begin LISTED ENTRIES

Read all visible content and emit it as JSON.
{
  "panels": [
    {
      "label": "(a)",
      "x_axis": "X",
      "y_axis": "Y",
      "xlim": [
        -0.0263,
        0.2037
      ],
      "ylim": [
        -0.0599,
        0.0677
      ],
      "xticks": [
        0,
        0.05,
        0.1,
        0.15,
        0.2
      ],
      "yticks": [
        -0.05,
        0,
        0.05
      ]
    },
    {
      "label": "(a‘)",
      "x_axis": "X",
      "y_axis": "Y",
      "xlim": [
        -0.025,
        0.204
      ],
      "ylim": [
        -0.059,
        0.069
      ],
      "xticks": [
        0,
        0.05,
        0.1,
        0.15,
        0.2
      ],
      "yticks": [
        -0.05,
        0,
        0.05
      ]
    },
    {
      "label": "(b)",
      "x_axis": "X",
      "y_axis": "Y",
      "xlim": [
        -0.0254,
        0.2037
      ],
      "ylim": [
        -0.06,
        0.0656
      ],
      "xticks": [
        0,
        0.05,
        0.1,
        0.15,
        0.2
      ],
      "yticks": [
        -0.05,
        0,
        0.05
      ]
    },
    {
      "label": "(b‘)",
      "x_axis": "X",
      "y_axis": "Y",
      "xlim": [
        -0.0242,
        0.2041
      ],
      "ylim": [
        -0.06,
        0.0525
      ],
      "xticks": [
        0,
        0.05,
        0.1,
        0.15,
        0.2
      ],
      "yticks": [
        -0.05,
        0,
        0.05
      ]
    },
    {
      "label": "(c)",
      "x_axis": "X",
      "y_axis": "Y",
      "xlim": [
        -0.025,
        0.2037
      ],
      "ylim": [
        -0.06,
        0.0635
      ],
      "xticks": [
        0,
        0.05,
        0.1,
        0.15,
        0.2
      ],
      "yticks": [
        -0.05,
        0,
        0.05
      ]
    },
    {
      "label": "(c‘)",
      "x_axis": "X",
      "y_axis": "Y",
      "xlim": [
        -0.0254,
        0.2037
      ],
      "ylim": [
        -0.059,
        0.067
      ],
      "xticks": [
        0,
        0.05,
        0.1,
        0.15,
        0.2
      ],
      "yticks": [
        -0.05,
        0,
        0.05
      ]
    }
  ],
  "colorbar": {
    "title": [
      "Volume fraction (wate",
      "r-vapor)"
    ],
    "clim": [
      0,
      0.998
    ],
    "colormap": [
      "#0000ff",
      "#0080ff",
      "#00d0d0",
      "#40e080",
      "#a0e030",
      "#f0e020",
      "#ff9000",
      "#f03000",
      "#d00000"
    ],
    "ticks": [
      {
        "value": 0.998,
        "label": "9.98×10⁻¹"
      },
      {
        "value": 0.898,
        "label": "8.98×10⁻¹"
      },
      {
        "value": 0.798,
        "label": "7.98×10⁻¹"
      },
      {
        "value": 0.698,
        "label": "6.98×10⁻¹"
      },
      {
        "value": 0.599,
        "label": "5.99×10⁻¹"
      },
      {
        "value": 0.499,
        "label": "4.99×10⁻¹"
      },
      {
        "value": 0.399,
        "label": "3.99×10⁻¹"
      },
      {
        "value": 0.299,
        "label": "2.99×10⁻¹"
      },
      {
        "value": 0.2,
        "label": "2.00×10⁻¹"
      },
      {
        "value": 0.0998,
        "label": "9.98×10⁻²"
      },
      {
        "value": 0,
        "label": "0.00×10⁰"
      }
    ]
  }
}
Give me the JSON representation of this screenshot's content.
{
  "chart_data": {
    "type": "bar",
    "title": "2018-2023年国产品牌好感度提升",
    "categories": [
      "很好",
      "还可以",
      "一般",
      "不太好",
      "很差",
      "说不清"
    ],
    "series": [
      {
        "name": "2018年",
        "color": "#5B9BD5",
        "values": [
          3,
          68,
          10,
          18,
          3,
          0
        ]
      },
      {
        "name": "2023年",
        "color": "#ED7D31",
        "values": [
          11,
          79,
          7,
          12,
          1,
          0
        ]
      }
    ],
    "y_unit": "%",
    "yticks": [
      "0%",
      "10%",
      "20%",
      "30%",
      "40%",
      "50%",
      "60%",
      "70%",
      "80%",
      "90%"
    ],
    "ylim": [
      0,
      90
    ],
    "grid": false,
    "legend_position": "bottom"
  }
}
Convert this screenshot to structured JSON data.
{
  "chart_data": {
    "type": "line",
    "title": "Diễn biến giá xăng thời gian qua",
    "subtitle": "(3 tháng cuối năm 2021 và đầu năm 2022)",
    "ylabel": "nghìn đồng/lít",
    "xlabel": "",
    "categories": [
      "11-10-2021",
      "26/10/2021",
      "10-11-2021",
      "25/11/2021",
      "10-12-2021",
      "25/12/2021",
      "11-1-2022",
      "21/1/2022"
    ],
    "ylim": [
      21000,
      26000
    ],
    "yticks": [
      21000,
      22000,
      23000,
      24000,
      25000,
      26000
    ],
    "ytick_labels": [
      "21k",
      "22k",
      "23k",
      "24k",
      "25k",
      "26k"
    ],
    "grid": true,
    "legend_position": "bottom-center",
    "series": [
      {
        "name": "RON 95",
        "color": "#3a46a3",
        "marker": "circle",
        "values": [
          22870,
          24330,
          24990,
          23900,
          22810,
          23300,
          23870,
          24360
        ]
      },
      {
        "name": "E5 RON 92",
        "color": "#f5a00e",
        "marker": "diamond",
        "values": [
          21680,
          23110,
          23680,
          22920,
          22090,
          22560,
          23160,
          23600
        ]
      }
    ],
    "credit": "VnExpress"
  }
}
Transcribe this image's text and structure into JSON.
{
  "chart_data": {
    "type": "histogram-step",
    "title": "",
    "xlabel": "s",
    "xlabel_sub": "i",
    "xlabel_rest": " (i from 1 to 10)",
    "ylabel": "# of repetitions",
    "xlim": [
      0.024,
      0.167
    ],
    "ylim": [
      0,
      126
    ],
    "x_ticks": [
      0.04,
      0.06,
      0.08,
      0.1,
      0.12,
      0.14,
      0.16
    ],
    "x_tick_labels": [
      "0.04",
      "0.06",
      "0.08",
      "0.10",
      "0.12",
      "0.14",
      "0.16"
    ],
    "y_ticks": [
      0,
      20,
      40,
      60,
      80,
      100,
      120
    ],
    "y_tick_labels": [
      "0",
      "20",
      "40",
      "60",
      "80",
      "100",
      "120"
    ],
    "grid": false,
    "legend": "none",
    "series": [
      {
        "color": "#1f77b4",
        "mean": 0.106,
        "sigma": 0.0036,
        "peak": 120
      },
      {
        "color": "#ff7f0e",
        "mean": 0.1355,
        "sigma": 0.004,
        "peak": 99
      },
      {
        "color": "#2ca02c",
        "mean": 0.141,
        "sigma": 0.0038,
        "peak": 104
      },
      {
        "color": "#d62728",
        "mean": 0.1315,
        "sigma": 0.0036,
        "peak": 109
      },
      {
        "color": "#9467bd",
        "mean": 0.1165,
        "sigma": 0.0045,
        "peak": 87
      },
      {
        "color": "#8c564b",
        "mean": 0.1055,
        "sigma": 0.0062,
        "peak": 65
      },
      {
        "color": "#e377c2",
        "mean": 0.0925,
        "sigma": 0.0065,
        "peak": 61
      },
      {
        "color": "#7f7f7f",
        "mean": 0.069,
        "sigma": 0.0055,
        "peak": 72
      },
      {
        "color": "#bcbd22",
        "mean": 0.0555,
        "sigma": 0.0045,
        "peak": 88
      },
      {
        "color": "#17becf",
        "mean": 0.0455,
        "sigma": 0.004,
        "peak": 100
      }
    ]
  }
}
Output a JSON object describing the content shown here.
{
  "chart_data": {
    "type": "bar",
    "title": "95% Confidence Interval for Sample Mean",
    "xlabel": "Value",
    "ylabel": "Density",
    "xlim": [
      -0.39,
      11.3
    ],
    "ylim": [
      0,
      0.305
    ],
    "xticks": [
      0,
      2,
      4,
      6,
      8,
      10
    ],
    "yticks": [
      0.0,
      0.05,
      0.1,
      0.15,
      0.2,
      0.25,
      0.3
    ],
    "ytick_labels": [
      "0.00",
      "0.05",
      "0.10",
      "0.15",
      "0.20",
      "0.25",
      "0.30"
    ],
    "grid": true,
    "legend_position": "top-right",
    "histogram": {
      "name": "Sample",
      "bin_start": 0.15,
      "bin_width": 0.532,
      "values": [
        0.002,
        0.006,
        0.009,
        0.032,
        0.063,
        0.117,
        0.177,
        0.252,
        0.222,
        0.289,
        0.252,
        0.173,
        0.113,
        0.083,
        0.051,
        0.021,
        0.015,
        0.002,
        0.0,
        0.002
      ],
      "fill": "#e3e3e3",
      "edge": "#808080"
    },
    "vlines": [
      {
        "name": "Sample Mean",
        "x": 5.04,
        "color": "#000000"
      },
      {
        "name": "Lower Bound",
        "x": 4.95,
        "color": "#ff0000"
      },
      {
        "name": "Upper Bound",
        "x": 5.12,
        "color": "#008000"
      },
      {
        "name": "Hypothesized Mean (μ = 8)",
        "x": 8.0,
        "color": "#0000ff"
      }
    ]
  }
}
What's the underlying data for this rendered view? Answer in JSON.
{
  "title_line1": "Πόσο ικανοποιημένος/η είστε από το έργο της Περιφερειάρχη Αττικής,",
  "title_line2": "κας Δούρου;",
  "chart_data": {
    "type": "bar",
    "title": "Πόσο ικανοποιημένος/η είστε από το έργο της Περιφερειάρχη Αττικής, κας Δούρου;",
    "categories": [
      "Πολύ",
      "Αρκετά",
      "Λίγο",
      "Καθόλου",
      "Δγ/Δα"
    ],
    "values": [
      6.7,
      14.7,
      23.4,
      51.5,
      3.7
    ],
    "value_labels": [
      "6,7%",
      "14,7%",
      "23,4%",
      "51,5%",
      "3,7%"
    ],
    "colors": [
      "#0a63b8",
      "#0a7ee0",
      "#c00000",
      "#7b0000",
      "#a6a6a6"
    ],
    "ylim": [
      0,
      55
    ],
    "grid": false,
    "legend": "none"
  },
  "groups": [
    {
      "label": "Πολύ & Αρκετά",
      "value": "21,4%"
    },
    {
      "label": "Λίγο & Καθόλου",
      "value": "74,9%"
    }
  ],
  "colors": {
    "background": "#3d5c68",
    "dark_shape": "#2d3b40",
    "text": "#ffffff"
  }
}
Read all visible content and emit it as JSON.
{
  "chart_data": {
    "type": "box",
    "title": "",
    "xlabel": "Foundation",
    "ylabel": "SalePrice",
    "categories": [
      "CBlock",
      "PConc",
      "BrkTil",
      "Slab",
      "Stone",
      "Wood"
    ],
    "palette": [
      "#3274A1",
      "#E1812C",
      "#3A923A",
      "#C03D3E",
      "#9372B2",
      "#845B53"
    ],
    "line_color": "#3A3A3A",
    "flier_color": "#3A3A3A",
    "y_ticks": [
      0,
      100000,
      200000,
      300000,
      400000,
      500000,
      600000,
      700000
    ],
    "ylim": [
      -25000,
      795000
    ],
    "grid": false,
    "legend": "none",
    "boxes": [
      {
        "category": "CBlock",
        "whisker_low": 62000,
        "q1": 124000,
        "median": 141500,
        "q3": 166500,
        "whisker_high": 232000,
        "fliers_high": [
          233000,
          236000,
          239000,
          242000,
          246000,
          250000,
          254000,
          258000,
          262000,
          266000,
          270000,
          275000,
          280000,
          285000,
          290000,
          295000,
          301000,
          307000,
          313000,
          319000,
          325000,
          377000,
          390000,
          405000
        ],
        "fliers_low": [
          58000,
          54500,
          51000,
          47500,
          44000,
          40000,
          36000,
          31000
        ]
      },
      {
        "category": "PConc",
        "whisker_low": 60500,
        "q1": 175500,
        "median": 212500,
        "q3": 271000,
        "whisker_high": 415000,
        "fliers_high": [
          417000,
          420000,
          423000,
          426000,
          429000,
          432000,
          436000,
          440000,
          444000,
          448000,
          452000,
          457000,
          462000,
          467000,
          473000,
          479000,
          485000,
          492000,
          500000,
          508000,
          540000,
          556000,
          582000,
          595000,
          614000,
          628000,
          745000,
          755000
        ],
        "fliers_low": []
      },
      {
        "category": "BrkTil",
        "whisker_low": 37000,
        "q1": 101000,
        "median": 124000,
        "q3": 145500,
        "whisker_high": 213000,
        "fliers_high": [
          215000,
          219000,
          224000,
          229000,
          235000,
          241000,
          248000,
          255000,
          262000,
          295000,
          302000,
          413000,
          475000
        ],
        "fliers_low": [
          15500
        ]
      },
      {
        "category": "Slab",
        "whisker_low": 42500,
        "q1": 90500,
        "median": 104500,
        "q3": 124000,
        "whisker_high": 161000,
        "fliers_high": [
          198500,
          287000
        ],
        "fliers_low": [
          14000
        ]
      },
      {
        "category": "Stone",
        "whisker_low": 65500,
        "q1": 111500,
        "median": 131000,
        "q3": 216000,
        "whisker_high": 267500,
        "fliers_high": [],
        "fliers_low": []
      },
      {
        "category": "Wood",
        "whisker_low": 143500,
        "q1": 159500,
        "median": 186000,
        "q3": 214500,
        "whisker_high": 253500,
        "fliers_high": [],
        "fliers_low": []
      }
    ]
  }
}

end LISTED ENTRIES

== SHORT PROBLEM ==
Above are the records; copy every line in them that holds the word "name".

== ANSWER ==
        "name": "2018年",
        "name": "2023年",
        "name": "RON 95",
        "name": "E5 RON 92",
      "name": "Sample",
        "name": "Sample Mean",
        "name": "Lower Bound",
        "name": "Upper Bound",
        "name": "Hypothesized Mean (μ = 8)",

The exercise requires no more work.